▸ **Your task**
Copy each line of the data below with the word "JSON".

▸ **Provided information**

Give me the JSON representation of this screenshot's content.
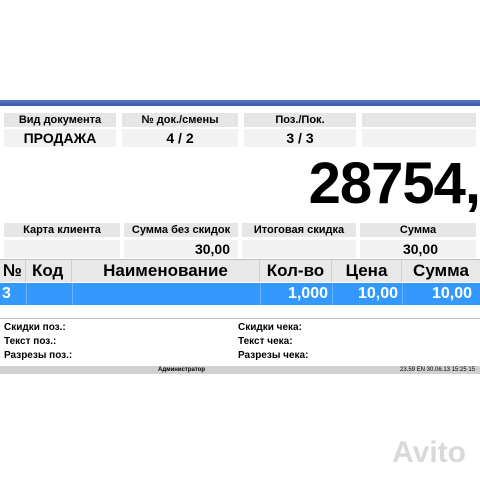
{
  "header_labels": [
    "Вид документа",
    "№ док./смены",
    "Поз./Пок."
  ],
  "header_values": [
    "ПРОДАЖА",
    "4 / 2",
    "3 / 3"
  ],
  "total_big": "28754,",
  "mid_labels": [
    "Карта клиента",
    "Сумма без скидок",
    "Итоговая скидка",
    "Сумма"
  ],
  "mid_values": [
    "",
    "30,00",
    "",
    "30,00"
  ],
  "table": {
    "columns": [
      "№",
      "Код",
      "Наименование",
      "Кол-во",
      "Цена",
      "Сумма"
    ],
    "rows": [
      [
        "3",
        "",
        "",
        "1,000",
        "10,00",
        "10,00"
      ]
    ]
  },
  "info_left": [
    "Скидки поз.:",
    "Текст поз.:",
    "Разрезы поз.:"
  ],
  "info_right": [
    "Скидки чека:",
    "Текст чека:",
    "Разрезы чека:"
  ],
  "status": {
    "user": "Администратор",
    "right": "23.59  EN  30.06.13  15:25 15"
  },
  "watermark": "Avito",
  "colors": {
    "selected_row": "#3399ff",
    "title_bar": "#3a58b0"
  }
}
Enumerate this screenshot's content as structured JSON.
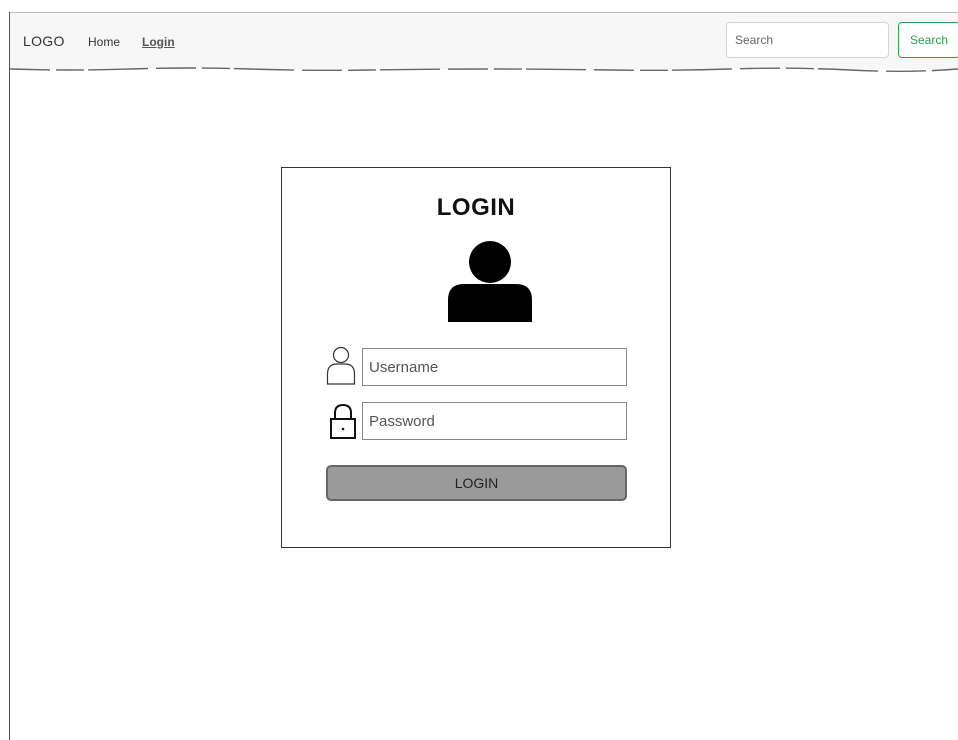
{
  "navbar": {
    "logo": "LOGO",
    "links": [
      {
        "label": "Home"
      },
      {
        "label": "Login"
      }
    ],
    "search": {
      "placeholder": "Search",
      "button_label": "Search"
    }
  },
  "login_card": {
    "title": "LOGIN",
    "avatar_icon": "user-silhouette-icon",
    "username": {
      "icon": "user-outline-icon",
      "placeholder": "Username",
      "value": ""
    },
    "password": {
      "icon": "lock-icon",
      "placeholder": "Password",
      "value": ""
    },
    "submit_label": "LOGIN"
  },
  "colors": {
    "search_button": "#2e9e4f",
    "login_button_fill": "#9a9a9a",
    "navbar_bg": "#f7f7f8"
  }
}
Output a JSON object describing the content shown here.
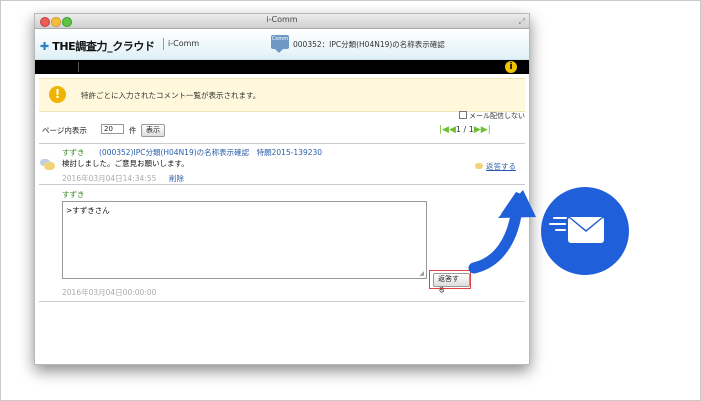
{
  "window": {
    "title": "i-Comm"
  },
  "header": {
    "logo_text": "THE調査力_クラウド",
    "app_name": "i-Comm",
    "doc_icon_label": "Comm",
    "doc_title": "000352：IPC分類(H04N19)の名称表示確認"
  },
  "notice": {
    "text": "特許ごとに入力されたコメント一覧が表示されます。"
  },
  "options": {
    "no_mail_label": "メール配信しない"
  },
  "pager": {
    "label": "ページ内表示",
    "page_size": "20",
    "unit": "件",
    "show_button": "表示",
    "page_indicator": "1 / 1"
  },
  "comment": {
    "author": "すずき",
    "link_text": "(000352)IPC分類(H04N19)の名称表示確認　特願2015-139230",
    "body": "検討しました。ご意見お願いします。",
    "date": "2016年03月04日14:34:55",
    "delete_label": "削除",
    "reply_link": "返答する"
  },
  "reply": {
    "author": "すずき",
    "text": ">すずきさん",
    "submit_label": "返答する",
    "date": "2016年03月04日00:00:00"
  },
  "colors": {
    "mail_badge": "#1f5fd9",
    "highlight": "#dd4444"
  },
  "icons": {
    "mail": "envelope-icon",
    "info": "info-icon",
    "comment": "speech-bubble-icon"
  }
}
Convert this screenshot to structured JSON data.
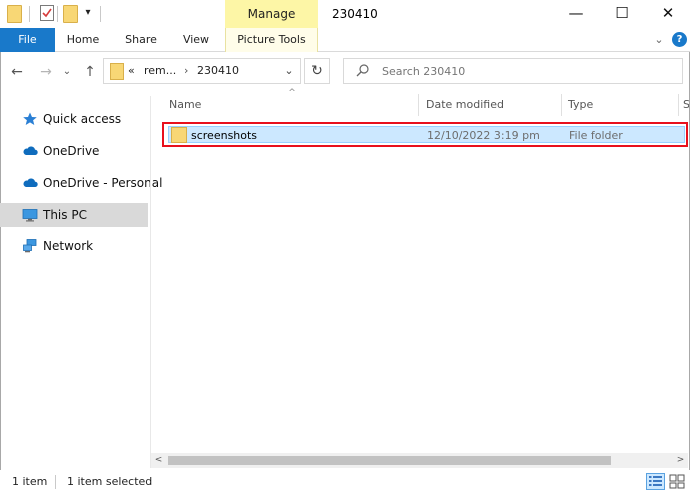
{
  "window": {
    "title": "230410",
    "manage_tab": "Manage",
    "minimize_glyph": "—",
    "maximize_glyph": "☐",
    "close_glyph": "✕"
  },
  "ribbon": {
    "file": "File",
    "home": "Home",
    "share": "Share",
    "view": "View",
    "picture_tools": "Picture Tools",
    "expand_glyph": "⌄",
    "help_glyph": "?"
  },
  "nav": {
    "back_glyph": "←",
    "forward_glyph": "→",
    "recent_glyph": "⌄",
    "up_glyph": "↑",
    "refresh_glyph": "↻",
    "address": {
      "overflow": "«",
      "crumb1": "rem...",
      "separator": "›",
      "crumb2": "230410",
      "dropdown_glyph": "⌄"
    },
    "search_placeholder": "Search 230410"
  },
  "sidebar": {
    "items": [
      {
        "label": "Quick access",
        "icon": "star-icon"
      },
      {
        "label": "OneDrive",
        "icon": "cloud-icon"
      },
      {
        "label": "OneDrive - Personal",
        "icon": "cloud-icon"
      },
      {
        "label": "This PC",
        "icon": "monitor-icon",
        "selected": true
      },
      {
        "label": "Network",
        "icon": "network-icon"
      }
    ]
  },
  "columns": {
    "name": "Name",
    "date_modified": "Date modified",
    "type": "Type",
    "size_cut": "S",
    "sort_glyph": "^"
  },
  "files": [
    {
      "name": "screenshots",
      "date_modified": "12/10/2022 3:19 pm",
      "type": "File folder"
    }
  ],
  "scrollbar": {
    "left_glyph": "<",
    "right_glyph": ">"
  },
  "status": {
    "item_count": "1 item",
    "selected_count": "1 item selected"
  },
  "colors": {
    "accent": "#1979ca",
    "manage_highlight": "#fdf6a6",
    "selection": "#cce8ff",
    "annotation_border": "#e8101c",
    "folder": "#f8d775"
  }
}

* * *

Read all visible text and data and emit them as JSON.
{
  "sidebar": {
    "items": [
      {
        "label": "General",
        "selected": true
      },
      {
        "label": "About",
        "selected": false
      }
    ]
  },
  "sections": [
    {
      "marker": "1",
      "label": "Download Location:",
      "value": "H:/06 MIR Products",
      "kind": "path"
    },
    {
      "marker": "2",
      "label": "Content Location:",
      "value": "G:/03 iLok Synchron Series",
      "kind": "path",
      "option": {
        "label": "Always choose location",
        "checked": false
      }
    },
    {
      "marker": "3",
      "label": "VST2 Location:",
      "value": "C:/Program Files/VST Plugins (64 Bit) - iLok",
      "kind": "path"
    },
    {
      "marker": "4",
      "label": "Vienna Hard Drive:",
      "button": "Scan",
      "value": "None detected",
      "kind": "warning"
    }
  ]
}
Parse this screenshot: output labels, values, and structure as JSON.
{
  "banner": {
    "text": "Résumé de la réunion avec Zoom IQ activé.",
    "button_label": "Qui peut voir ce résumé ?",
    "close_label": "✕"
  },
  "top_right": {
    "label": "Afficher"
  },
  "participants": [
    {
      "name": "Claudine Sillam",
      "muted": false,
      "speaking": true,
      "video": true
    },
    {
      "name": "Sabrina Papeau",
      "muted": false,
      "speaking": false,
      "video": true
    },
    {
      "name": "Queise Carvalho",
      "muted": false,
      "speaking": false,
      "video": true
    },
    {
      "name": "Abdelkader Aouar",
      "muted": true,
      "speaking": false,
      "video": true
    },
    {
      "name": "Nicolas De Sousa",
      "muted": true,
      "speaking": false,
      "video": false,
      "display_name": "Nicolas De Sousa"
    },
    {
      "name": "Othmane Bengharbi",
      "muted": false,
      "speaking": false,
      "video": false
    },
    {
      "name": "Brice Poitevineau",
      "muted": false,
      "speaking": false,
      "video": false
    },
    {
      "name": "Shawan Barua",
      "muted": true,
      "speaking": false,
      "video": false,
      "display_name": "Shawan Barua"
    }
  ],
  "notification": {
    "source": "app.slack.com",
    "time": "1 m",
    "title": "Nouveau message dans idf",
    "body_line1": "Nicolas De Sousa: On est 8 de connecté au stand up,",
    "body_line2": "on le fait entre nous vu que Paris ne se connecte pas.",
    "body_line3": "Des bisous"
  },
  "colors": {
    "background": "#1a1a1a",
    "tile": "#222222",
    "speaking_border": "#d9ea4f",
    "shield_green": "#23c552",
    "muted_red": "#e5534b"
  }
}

▸ **Written solution**
Give me the JSON representation of this screenshot's content.
Enumerate this screenshot's content as structured JSON.
Output a JSON object describing the content shown here.
Convert this screenshot to structured JSON data.
Read all visible text and data and emit them as JSON.
Parse this screenshot: output labels, values, and structure as JSON.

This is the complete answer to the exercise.